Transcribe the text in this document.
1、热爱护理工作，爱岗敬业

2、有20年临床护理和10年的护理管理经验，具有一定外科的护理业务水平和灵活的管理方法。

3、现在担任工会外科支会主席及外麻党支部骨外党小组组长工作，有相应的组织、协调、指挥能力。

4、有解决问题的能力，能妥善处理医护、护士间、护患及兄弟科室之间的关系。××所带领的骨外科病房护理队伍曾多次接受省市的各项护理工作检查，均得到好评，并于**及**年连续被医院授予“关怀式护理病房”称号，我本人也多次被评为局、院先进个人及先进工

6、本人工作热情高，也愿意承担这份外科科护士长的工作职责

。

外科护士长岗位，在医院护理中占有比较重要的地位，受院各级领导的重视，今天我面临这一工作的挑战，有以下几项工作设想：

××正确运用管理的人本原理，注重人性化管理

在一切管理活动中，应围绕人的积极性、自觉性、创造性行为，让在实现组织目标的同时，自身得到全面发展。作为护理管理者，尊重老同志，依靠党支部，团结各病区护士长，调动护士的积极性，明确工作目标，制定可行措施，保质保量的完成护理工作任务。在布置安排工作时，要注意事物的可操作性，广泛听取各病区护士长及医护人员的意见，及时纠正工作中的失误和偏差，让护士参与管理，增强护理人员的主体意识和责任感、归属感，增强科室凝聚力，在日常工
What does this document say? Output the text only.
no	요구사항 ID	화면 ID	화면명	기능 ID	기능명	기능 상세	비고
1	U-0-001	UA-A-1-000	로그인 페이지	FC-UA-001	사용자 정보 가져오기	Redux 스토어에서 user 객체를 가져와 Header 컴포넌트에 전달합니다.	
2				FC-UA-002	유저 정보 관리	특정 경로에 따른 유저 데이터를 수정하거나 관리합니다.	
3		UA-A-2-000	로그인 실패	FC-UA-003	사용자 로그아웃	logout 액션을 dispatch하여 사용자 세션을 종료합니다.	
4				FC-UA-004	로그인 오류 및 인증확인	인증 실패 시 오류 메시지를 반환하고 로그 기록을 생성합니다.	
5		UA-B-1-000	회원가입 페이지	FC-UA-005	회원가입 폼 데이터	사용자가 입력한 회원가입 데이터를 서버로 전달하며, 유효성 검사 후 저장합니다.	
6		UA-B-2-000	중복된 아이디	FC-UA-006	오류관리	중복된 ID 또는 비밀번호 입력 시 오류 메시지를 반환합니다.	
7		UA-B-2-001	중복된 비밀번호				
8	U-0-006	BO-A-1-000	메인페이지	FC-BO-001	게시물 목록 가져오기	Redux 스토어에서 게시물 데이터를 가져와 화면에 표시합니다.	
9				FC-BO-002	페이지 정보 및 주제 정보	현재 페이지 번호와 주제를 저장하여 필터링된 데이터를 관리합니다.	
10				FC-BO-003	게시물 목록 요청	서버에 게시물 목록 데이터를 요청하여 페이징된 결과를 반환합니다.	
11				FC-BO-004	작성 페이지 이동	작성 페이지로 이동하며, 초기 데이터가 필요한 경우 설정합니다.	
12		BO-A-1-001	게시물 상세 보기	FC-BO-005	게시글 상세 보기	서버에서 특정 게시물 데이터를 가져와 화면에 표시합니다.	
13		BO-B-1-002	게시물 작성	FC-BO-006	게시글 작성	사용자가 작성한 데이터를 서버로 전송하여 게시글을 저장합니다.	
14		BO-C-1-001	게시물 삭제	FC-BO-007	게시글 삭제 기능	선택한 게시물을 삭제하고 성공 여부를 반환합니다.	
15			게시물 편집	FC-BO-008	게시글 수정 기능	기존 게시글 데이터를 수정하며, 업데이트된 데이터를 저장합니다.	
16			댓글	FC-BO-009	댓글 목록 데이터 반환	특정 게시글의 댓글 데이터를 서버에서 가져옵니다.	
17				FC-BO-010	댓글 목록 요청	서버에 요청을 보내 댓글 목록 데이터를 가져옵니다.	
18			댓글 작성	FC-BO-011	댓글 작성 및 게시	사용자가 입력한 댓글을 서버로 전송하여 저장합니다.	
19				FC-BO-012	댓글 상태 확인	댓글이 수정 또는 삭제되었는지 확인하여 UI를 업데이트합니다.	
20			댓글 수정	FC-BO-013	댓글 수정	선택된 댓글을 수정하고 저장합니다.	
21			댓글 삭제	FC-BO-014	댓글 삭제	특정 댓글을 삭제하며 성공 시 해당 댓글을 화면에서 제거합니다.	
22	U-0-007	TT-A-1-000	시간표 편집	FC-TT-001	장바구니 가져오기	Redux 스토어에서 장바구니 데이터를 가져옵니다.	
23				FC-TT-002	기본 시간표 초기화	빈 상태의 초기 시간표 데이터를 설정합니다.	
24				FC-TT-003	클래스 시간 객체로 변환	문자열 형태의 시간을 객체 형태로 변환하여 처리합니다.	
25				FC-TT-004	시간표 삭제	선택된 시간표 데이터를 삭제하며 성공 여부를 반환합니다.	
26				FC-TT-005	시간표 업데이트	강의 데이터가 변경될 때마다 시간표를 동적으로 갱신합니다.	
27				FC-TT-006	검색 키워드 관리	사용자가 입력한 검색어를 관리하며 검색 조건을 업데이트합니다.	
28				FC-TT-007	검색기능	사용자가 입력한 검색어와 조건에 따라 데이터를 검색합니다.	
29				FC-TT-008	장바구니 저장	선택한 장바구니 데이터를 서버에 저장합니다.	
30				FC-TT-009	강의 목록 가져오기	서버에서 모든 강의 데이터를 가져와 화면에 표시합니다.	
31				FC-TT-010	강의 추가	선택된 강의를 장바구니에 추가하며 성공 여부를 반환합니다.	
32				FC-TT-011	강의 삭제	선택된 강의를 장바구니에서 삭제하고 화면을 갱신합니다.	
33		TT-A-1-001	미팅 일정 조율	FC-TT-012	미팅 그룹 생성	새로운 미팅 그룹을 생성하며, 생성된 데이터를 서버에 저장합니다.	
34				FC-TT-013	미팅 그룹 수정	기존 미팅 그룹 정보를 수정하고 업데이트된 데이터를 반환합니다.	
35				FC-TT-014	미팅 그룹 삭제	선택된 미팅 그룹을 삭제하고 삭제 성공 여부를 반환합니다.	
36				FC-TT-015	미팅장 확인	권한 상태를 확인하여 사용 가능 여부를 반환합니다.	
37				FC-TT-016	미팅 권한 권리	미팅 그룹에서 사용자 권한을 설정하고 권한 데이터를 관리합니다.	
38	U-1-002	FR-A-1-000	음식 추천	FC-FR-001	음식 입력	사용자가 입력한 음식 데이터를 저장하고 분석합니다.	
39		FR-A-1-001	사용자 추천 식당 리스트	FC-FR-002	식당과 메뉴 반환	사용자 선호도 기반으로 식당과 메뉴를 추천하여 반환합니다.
-------------------------
(Instructions for the task) Pick out lines containing the word "메시지를", each one as written.

(Correct result)
4				FC-UA-004	로그인 오류 및 인증확인	인증 실패 시 오류 메시지를 반환하고 로그 기록을 생성합니다.	
6		UA-B-2-000	중복된 아이디	FC-UA-006	오류관리	중복된 ID 또는 비밀번호 입력 시 오류 메시지를 반환합니다.	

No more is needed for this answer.